> _Problem statement_
Below are the entries; state how many of their lines contain the string "page", and nothing more.

Saved entries:
··········

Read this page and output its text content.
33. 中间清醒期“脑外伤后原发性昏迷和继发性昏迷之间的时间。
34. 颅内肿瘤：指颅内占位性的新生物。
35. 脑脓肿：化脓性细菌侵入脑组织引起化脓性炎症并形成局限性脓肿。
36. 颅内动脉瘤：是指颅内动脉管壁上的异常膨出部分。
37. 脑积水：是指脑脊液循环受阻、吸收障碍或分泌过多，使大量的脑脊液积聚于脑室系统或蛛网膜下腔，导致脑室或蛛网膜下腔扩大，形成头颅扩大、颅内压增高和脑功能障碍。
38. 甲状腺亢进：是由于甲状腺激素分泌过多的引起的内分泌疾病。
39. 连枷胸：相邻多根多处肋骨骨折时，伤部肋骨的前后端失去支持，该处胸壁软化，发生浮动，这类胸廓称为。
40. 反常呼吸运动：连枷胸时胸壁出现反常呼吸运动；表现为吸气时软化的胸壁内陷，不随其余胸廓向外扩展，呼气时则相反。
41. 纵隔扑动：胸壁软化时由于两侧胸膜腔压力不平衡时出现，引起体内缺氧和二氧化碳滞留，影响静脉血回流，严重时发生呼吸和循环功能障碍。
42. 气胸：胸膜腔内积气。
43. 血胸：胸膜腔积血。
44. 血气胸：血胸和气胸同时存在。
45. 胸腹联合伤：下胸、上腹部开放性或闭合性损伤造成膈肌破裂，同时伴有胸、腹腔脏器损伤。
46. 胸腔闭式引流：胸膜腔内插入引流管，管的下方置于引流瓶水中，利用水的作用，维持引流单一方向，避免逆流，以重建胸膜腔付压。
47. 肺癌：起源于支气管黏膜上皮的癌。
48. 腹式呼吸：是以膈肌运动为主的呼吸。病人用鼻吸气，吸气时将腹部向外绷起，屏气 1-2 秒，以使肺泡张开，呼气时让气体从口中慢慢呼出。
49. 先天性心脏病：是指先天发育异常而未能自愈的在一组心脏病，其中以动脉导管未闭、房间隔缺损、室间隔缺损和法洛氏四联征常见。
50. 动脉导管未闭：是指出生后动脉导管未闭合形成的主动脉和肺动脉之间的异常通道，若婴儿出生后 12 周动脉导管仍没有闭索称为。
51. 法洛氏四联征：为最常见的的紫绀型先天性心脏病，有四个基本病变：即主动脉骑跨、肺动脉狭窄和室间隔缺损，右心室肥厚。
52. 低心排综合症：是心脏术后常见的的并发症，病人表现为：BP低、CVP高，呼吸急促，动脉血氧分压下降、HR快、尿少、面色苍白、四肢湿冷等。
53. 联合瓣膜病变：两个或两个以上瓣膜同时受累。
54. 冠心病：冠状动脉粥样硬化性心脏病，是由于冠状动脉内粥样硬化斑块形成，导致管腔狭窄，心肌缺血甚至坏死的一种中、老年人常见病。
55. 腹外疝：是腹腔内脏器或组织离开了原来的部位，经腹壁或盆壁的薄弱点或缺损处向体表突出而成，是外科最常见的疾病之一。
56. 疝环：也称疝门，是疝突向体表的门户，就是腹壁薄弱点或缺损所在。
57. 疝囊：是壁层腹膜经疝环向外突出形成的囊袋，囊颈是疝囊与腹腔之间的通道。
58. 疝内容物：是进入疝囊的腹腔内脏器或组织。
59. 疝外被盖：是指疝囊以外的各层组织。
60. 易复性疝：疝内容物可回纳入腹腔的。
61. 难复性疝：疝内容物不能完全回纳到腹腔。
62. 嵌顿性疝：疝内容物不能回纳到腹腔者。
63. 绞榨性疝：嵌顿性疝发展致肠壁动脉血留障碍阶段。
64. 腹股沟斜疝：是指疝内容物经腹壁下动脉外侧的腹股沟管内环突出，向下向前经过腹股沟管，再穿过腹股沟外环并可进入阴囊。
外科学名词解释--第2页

··········

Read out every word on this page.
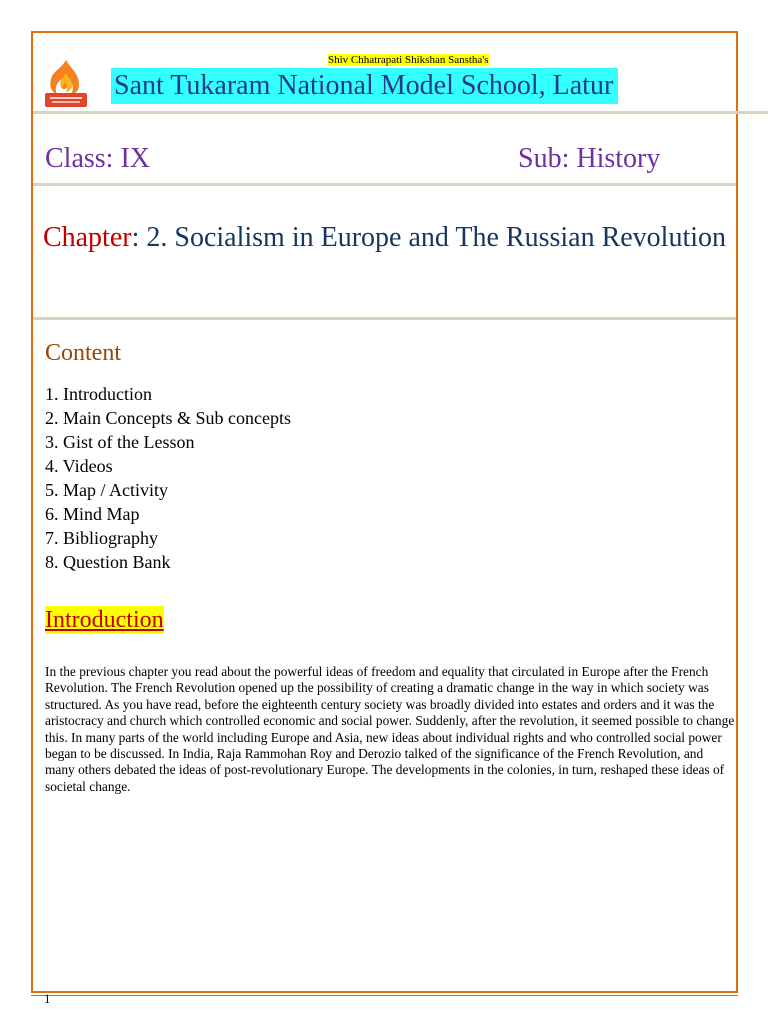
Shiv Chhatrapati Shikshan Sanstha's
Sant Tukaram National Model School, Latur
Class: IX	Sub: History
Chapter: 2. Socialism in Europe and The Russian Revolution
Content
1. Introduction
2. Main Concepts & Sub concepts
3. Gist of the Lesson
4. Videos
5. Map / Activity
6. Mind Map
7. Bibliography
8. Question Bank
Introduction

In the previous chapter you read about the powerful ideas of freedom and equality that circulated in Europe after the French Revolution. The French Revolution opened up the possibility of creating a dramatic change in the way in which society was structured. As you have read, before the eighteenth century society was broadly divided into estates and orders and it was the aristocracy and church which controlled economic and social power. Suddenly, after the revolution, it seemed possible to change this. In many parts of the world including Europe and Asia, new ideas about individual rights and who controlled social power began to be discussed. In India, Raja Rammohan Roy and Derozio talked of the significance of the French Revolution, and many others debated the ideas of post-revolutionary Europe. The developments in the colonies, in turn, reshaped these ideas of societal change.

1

··········

> _Answer to this task_
2